Render every entry exactly as it appears.

──────── The data ────────

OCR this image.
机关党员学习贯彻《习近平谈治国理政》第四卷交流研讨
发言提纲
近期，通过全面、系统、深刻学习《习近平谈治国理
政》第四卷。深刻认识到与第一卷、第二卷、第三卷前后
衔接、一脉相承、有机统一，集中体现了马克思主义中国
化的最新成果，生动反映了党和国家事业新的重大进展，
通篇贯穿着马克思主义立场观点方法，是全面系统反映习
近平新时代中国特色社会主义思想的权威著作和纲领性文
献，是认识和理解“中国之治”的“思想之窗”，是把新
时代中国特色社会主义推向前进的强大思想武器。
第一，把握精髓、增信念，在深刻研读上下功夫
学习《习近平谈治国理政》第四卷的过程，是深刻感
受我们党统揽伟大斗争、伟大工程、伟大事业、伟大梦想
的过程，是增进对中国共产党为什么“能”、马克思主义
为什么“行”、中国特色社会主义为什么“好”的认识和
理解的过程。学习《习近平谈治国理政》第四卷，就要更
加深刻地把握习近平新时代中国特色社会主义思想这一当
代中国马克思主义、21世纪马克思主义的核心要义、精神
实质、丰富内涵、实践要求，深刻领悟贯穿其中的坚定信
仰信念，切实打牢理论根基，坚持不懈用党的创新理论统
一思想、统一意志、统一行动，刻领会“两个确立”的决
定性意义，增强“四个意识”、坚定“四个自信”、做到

────────

*Result for this task*:
OCR this image.
机关党员学习贯彻《习近平谈治国理政》第四卷交流研讨
发言提纲
近期，通过全面、系统、深刻学习《习近平谈治国理
政》第四卷。深刻认识到与第一卷、第二卷、第三卷前后
衔接、一脉相承、有机统一，集中体现了马克思主义中国
化的最新成果，生动反映了党和国家事业新的重大进展，
通篇贯穿着马克思主义立场观点方法，是全面系统反映习
近平新时代中国特色社会主义思想的权威著作和纲领性文
献，是认识和理解“中国之治”的“思想之窗”，是把新
时代中国特色社会主义推向前进的强大思想武器。
第一，把握精髓、增信念，在深刻研读上下功夫
学习《习近平谈治国理政》第四卷的过程，是深刻感
受我们党统揽伟大斗争、伟大工程、伟大事业、伟大梦想
的过程，是增进对中国共产党为什么“能”、马克思主义
为什么“行”、中国特色社会主义为什么“好”的认识和
理解的过程。学习《习近平谈治国理政》第四卷，就要更
加深刻地把握习近平新时代中国特色社会主义思想这一当
代中国马克思主义、21世纪马克思主义的核心要义、精神
实质、丰富内涵、实践要求，深刻领悟贯穿其中的坚定信
仰信念，切实打牢理论根基，坚持不懈用党的创新理论统
一思想、统一意志、统一行动，刻领会“两个确立”的决
定性意义，增强“四个意识”、坚定“四个自信”、做到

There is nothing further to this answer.